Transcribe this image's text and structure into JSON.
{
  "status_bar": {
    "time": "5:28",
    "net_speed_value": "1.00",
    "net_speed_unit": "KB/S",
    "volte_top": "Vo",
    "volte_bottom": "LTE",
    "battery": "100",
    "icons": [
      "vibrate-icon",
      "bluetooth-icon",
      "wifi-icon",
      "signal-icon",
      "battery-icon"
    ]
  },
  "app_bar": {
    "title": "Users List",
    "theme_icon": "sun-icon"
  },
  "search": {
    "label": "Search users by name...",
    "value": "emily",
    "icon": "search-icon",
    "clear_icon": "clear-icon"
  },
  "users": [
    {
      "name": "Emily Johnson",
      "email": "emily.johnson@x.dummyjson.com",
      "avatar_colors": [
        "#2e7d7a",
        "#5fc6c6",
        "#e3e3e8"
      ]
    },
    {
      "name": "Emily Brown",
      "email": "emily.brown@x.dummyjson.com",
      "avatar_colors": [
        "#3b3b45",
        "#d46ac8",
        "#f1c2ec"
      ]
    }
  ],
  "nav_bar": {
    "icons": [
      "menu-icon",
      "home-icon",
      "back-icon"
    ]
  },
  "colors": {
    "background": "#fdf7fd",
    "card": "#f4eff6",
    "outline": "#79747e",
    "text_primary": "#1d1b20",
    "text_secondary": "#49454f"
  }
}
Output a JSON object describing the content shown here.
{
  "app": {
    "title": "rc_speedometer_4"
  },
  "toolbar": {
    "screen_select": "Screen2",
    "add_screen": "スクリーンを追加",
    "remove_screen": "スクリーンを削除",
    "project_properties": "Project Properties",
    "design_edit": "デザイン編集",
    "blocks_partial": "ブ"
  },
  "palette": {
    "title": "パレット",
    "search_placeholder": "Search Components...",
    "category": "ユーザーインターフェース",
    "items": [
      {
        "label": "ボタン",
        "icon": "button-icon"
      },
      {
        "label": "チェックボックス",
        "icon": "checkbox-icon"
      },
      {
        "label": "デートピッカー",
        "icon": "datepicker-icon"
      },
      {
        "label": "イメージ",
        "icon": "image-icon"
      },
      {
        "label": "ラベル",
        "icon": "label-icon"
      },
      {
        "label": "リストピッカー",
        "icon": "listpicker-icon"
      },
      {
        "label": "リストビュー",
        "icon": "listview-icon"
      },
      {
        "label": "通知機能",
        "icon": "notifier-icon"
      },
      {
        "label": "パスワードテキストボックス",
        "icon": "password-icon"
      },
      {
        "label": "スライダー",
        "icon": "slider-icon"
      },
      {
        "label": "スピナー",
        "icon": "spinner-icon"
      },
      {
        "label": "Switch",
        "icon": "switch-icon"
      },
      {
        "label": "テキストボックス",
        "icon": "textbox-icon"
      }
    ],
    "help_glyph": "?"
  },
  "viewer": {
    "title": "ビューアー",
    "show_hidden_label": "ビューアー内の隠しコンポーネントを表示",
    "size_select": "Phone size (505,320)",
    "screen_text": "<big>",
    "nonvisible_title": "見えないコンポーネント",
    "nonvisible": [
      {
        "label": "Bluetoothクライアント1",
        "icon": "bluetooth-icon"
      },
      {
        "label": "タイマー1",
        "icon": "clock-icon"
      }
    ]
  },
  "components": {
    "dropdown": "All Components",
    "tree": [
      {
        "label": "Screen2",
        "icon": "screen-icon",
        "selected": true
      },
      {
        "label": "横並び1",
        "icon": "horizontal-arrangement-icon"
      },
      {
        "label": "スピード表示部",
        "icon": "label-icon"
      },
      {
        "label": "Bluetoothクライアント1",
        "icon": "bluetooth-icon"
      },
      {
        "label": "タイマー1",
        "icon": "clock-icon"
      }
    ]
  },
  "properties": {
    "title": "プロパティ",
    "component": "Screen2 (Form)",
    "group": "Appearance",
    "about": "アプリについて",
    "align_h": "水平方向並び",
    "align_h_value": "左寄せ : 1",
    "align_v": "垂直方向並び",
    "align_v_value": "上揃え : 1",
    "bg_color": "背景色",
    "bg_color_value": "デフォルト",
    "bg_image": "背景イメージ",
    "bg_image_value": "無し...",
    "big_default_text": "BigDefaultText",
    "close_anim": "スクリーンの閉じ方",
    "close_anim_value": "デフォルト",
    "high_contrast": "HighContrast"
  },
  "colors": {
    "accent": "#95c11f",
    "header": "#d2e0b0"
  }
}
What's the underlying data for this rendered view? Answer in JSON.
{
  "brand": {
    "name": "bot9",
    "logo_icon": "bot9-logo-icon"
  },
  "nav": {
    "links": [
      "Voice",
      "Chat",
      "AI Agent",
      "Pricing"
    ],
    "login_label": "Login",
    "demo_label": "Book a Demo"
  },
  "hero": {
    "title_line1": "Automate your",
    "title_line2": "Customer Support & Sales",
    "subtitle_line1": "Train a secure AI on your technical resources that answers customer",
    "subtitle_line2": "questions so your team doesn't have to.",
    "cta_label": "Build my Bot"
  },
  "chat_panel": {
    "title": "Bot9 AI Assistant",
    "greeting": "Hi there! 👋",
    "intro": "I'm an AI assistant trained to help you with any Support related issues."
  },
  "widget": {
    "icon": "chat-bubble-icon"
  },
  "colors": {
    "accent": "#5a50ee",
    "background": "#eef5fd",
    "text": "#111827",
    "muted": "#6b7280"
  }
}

* * * * * * *

Tally how many lines of the material contain the word "your". The answer must be the number and nothing else.

3